• **Work to be completed**
Turn the entries into a Markdown table with the columns "Row" and "Line", starting at the first line of the entries and ending at the line containing "x-tick-label: 0.5 bbox=[492, 554, 523, 579]", with blank lines omitted.

Dataset entries
____________
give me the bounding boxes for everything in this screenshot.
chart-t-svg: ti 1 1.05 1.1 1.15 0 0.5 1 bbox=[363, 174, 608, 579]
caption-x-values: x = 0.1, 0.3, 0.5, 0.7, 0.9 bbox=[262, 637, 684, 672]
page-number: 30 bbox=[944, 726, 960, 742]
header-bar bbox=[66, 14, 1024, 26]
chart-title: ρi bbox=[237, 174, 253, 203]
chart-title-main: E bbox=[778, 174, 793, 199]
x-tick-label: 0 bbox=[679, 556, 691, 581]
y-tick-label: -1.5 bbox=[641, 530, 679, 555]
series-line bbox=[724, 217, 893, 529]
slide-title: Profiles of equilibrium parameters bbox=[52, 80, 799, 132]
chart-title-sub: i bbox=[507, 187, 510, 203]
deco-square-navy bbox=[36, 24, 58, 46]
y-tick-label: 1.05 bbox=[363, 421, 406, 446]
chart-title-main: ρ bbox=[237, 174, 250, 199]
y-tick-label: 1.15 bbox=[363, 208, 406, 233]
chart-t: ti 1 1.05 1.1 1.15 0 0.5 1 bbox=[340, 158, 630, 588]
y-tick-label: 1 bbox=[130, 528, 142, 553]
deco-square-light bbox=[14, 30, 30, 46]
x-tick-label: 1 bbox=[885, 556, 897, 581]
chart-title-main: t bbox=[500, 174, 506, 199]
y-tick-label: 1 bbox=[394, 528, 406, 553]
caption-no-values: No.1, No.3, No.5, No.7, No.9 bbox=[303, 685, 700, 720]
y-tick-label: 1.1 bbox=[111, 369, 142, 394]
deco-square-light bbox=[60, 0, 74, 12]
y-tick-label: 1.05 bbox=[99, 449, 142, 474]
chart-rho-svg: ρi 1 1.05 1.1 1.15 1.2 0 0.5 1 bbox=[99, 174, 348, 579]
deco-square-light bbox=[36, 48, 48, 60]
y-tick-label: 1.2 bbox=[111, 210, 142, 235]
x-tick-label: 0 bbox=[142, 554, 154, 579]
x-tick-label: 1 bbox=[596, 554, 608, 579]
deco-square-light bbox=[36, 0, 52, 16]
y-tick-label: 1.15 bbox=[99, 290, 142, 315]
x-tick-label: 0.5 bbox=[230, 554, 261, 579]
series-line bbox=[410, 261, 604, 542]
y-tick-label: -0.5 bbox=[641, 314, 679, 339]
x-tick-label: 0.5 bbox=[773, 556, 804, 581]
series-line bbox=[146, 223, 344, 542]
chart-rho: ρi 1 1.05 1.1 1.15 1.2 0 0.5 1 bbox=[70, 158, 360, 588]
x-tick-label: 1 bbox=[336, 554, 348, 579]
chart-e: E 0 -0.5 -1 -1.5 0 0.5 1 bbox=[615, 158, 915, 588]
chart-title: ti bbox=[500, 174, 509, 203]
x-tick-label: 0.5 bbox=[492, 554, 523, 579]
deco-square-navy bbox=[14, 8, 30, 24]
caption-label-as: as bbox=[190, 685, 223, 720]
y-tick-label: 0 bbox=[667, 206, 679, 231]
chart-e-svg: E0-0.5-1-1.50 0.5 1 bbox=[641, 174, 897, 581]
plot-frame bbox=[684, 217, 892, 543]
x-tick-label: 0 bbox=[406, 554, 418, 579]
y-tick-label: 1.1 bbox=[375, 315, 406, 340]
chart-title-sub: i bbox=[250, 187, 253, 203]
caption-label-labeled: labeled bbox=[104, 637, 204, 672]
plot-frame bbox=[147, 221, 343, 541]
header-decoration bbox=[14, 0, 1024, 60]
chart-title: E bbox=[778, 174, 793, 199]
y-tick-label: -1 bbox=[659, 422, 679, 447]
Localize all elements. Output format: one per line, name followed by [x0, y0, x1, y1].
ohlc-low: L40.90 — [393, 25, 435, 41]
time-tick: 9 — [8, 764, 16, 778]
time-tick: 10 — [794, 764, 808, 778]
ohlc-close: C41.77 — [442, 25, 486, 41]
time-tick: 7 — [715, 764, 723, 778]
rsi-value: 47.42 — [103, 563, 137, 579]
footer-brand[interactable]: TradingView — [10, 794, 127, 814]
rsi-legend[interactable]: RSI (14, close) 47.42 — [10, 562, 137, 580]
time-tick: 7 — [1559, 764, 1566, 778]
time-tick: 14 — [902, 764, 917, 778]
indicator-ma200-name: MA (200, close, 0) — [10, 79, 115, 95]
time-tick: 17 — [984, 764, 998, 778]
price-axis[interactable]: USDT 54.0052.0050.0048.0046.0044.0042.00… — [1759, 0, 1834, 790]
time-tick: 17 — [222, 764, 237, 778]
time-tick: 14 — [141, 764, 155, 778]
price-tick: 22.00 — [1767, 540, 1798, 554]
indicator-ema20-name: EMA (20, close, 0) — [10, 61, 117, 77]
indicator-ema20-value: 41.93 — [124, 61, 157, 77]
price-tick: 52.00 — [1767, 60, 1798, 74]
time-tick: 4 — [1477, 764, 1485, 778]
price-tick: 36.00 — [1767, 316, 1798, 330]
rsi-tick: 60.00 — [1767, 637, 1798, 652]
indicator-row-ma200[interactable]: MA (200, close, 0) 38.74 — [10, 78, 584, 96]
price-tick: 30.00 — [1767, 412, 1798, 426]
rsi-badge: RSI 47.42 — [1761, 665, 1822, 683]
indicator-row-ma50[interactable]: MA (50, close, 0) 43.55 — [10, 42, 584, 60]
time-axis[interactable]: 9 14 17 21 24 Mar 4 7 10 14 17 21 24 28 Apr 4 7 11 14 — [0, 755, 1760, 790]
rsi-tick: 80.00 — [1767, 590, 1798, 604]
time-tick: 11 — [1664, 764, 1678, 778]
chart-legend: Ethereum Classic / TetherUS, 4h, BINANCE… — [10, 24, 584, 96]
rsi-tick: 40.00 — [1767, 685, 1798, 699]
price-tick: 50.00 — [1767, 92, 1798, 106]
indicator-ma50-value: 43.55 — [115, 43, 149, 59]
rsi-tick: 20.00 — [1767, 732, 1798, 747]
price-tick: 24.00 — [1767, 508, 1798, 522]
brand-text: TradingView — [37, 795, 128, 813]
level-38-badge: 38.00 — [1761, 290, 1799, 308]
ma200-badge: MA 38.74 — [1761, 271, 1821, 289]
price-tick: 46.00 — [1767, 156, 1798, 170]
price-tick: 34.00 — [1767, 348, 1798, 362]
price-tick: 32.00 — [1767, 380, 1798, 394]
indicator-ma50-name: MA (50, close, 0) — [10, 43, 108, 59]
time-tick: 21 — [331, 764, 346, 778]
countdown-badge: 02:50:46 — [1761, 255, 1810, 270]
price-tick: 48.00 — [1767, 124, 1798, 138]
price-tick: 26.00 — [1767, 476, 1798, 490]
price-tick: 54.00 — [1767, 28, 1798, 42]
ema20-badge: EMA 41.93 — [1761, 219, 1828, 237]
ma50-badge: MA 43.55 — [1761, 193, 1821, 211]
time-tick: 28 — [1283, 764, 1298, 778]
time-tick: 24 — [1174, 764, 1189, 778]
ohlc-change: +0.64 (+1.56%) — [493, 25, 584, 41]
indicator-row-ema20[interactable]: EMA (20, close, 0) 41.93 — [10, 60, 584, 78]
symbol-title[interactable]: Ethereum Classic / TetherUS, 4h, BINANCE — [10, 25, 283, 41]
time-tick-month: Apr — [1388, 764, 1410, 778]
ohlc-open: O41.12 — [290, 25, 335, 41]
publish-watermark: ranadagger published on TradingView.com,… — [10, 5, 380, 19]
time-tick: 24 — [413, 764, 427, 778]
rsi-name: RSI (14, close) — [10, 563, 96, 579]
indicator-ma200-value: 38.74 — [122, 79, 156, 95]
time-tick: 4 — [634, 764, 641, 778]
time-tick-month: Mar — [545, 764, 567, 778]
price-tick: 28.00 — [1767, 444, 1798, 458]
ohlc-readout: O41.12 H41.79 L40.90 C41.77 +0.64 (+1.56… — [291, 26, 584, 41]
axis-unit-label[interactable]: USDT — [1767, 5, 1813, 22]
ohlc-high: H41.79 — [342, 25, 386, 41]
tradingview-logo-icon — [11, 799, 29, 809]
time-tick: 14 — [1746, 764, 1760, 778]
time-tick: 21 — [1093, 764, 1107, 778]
____________
• **Result for this task**
| Row | Line |
|---|---|
| 1 | give me the bounding boxes for everything in this screenshot. |
| 2 | chart-t-svg: ti 1 1.05 1.1 1.15 0 0.5 1 bbox=[363, 174, 608, 579] |
| 3 | caption-x-values: x = 0.1, 0.3, 0.5, 0.7, 0.9 bbox=[262, 637, 684, 672] |
| 4 | page-number: 30 bbox=[944, 726, 960, 742] |
| 5 | header-bar bbox=[66, 14, 1024, 26] |
| 6 | chart-title: ρi bbox=[237, 174, 253, 203] |
| 7 | chart-title-main: E bbox=[778, 174, 793, 199] |
| 8 | x-tick-label: 0 bbox=[679, 556, 691, 581] |
| 9 | y-tick-label: -1.5 bbox=[641, 530, 679, 555] |
| 10 | series-line bbox=[724, 217, 893, 529] |
| 11 | slide-title: Profiles of equilibrium parameters bbox=[52, 80, 799, 132] |
| 12 | chart-title-sub: i bbox=[507, 187, 510, 203] |
| 13 | deco-square-navy bbox=[36, 24, 58, 46] |
| 14 | y-tick-label: 1.05 bbox=[363, 421, 406, 446] |
| 15 | chart-title-main: ρ bbox=[237, 174, 250, 199] |
| 16 | y-tick-label: 1.15 bbox=[363, 208, 406, 233] |
| 17 | chart-t: ti 1 1.05 1.1 1.15 0 0.5 1 bbox=[340, 158, 630, 588] |
| 18 | y-tick-label: 1 bbox=[130, 528, 142, 553] |
| 19 | deco-square-light bbox=[14, 30, 30, 46] |
| 20 | x-tick-label: 1 bbox=[885, 556, 897, 581] |
| 21 | chart-title-main: t bbox=[500, 174, 506, 199] |
| 22 | y-tick-label: 1 bbox=[394, 528, 406, 553] |
| 23 | caption-no-values: No.1, No.3, No.5, No.7, No.9 bbox=[303, 685, 700, 720] |
| 24 | y-tick-label: 1.1 bbox=[111, 369, 142, 394] |
| 25 | deco-square-light bbox=[60, 0, 74, 12] |
| 26 | y-tick-label: 1.05 bbox=[99, 449, 142, 474] |
| 27 | chart-rho-svg: ρi 1 1.05 1.1 1.15 1.2 0 0.5 1 bbox=[99, 174, 348, 579] |
| 28 | deco-square-light bbox=[36, 48, 48, 60] |
| 29 | y-tick-label: 1.2 bbox=[111, 210, 142, 235] |
| 30 | x-tick-label: 0 bbox=[142, 554, 154, 579] |
| 31 | x-tick-label: 1 bbox=[596, 554, 608, 579] |
| 32 | deco-square-light bbox=[36, 0, 52, 16] |
| 33 | y-tick-label: 1.15 bbox=[99, 290, 142, 315] |
| 34 | x-tick-label: 0.5 bbox=[230, 554, 261, 579] |
| 35 | series-line bbox=[410, 261, 604, 542] |
| 36 | y-tick-label: -0.5 bbox=[641, 314, 679, 339] |
| 37 | x-tick-label: 0.5 bbox=[773, 556, 804, 581] |
| 38 | series-line bbox=[146, 223, 344, 542] |
| 39 | chart-rho: ρi 1 1.05 1.1 1.15 1.2 0 0.5 1 bbox=[70, 158, 360, 588] |
| 40 | x-tick-label: 1 bbox=[336, 554, 348, 579] |
| 41 | chart-e: E 0 -0.5 -1 -1.5 0 0.5 1 bbox=[615, 158, 915, 588] |
| 42 | chart-title: ti bbox=[500, 174, 509, 203] |
| 43 | x-tick-label: 0.5 bbox=[492, 554, 523, 579] |